Short task: Reproduce the data below in full and exclude every picture.

Stored records
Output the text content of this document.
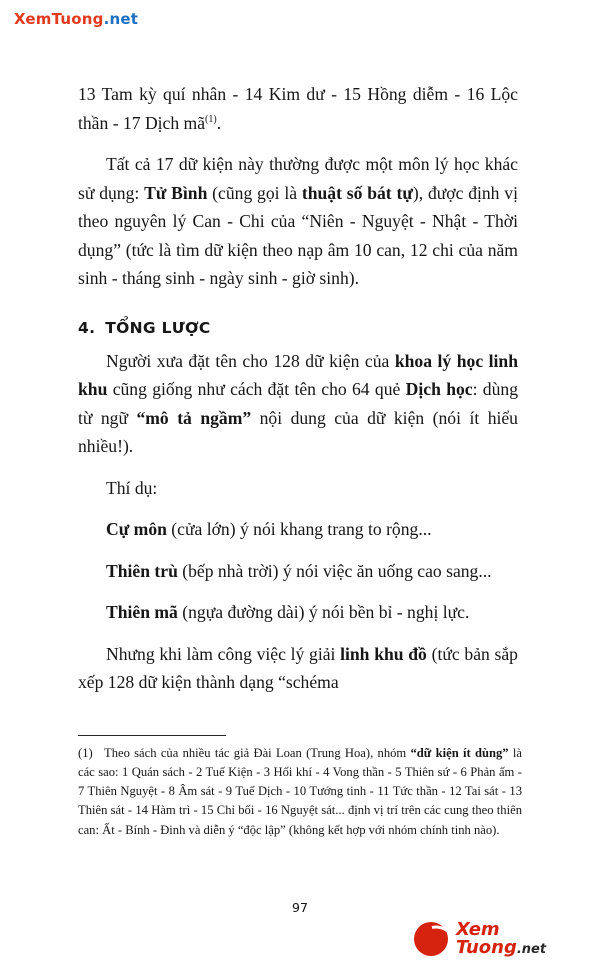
XemTuong.net

13 Tam kỳ quí nhân - 14 Kim dư - 15 Hồng diễm - 16 Lộc thần - 17 Dịch $mã^{(1)}$.

Tất cả 17 dữ kiện này thường được một môn lý học khác sử dụng: Tử Bình (cũng gọi là thuật số bát tự), được định vị theo nguyên lý Can - Chi của “Niên - Nguyệt - Nhật - Thời dụng” (tức là tìm dữ kiện theo nạp âm 10 can, 12 chi của năm sinh - tháng sinh - ngày sinh - giờ sinh).

4. TỔNG LƯỢC

Người xưa đặt tên cho 128 dữ kiện của khoa lý học linh khu cũng giống như cách đặt tên cho 64 quẻ Dịch học: dùng từ ngữ “mô tả ngầm” nội dung của dữ kiện (nói ít hiểu nhiều!).

Thí dụ:

Cự môn (cửa lớn) ý nói khang trang to rộng...

Thiên trù (bếp nhà trời) ý nói việc ăn uống cao sang...

Thiên mã (ngựa đường dài) ý nói bền bỉ - nghị lực.

Nhưng khi làm công việc lý giải linh khu đồ (tức bản sắp xếp 128 dữ kiện thành dạng “schéma

(1) Theo sách của nhiều tác giả Đài Loan (Trung Hoa), nhóm “dữ kiện ít dùng” là các sao: 1 Quán sách - 2 Tuế Kiện - 3 Hối khí - 4 Vong thần - 5 Thiên sứ - 6 Phản ấm - 7 Thiên Nguyệt - 8 Âm sát - 9 Tuế Dịch - 10 Tướng tinh - 11 Tức thần - 12 Tai sát - 13 Thiên sát - 14 Hàm trì - 15 Chỉ bối - 16 Nguyệt sát... định vị trí trên các cung theo thiên can: Ất - Bính - Đinh và diễn ý “độc lập” (không kết hợp với nhóm chính tinh nào).
97
Xem Tuong.net
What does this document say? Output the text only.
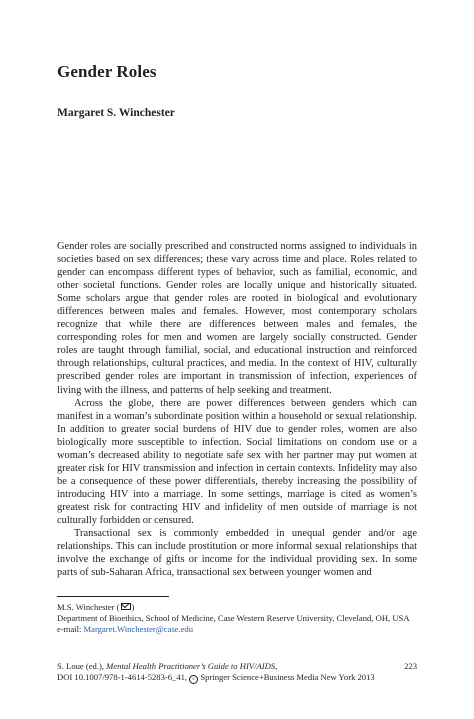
Gender Roles
Margaret S. Winchester

Gender roles are socially prescribed and constructed norms assigned to individuals in societies based on sex differences; these vary across time and place. Roles related to gender can encompass different types of behavior, such as familial, economic, and other societal functions. Gender roles are locally unique and historically situated. Some scholars argue that gender roles are rooted in biological and evolutionary differences between males and females. However, most contemporary scholars recognize that while there are differences between males and females, the corresponding roles for men and women are largely socially constructed. Gender roles are taught through familial, social, and educational instruction and reinforced through relationships, cultural practices, and media. In the context of HIV, culturally prescribed gender roles are important in transmission of infection, experiences of living with the illness, and patterns of help seeking and treatment.

Across the globe, there are power differences between genders which can manifest in a woman’s subordinate position within a household or sexual relationship. In addition to greater social burdens of HIV due to gender roles, women are also biologically more susceptible to infection. Social limitations on condom use or a woman’s decreased ability to negotiate safe sex with her partner may put women at greater risk for HIV transmission and infection in certain contexts. Infidelity may also be a consequence of these power differentials, thereby increasing the possibility of introducing HIV into a marriage. In some settings, marriage is cited as women’s greatest risk for contracting HIV and infidelity of men outside of marriage is not culturally forbidden or censured.

Transactional sex is commonly embedded in unequal gender and/or age relationships. This can include prostitution or more informal sexual relationships that involve the exchange of gifts or income for the individual providing sex. In some parts of sub-Saharan Africa, transactional sex between younger women and

M.S. Winchester ( )
Department of Bioethics, School of Medicine, Case Western Reserve University, Cleveland, OH, USA
e-mail: Margaret.Winchester@case.edu
S. Loue (ed.), Mental Health Practitioner’s Guide to HIV/AIDS,	223
DOI 10.1007/978-1-4614-5283-6_41, c Springer Science+Business Media New York 2013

Written answer:
Output the text content of this document.
XemTuong.net

13 Tam kỳ quí nhân - 14 Kim dư - 15 Hồng diễm - 16 Lộc thần - 17 Dịch $mã^{(1)}$.

Tất cả 17 dữ kiện này thường được một môn lý học khác sử dụng: Tử Bình (cũng gọi là thuật số bát tự), được định vị theo nguyên lý Can - Chi của “Niên - Nguyệt - Nhật - Thời dụng” (tức là tìm dữ kiện theo nạp âm 10 can, 12 chi của năm sinh - tháng sinh - ngày sinh - giờ sinh).

4. TỔNG LƯỢC

Người xưa đặt tên cho 128 dữ kiện của khoa lý học linh khu cũng giống như cách đặt tên cho 64 quẻ Dịch học: dùng từ ngữ “mô tả ngầm” nội dung của dữ kiện (nói ít hiểu nhiều!).

Thí dụ:

Cự môn (cửa lớn) ý nói khang trang to rộng...

Thiên trù (bếp nhà trời) ý nói việc ăn uống cao sang...

Thiên mã (ngựa đường dài) ý nói bền bỉ - nghị lực.

Nhưng khi làm công việc lý giải linh khu đồ (tức bản sắp xếp 128 dữ kiện thành dạng “schéma

(1) Theo sách của nhiều tác giả Đài Loan (Trung Hoa), nhóm “dữ kiện ít dùng” là các sao: 1 Quán sách - 2 Tuế Kiện - 3 Hối khí - 4 Vong thần - 5 Thiên sứ - 6 Phản ấm - 7 Thiên Nguyệt - 8 Âm sát - 9 Tuế Dịch - 10 Tướng tinh - 11 Tức thần - 12 Tai sát - 13 Thiên sát - 14 Hàm trì - 15 Chỉ bối - 16 Nguyệt sát... định vị trí trên các cung theo thiên can: Ất - Bính - Đinh và diễn ý “độc lập” (không kết hợp với nhóm chính tinh nào).
97
Xem Tuong.net
What does this document say? Output the text only.
Gender Roles
Margaret S. Winchester

Gender roles are socially prescribed and constructed norms assigned to individuals in societies based on sex differences; these vary across time and place. Roles related to gender can encompass different types of behavior, such as familial, economic, and other societal functions. Gender roles are locally unique and historically situated. Some scholars argue that gender roles are rooted in biological and evolutionary differences between males and females. However, most contemporary scholars recognize that while there are differences between males and females, the corresponding roles for men and women are largely socially constructed. Gender roles are taught through familial, social, and educational instruction and reinforced through relationships, cultural practices, and media. In the context of HIV, culturally prescribed gender roles are important in transmission of infection, experiences of living with the illness, and patterns of help seeking and treatment.

Across the globe, there are power differences between genders which can manifest in a woman’s subordinate position within a household or sexual relationship. In addition to greater social burdens of HIV due to gender roles, women are also biologically more susceptible to infection. Social limitations on condom use or a woman’s decreased ability to negotiate safe sex with her partner may put women at greater risk for HIV transmission and infection in certain contexts. Infidelity may also be a consequence of these power differentials, thereby increasing the possibility of introducing HIV into a marriage. In some settings, marriage is cited as women’s greatest risk for contracting HIV and infidelity of men outside of marriage is not culturally forbidden or censured.

Transactional sex is commonly embedded in unequal gender and/or age relationships. This can include prostitution or more informal sexual relationships that involve the exchange of gifts or income for the individual providing sex. In some parts of sub-Saharan Africa, transactional sex between younger women and

M.S. Winchester ( )
Department of Bioethics, School of Medicine, Case Western Reserve University, Cleveland, OH, USA
e-mail: Margaret.Winchester@case.edu
S. Loue (ed.), Mental Health Practitioner’s Guide to HIV/AIDS,	223
DOI 10.1007/978-1-4614-5283-6_41, c Springer Science+Business Media New York 2013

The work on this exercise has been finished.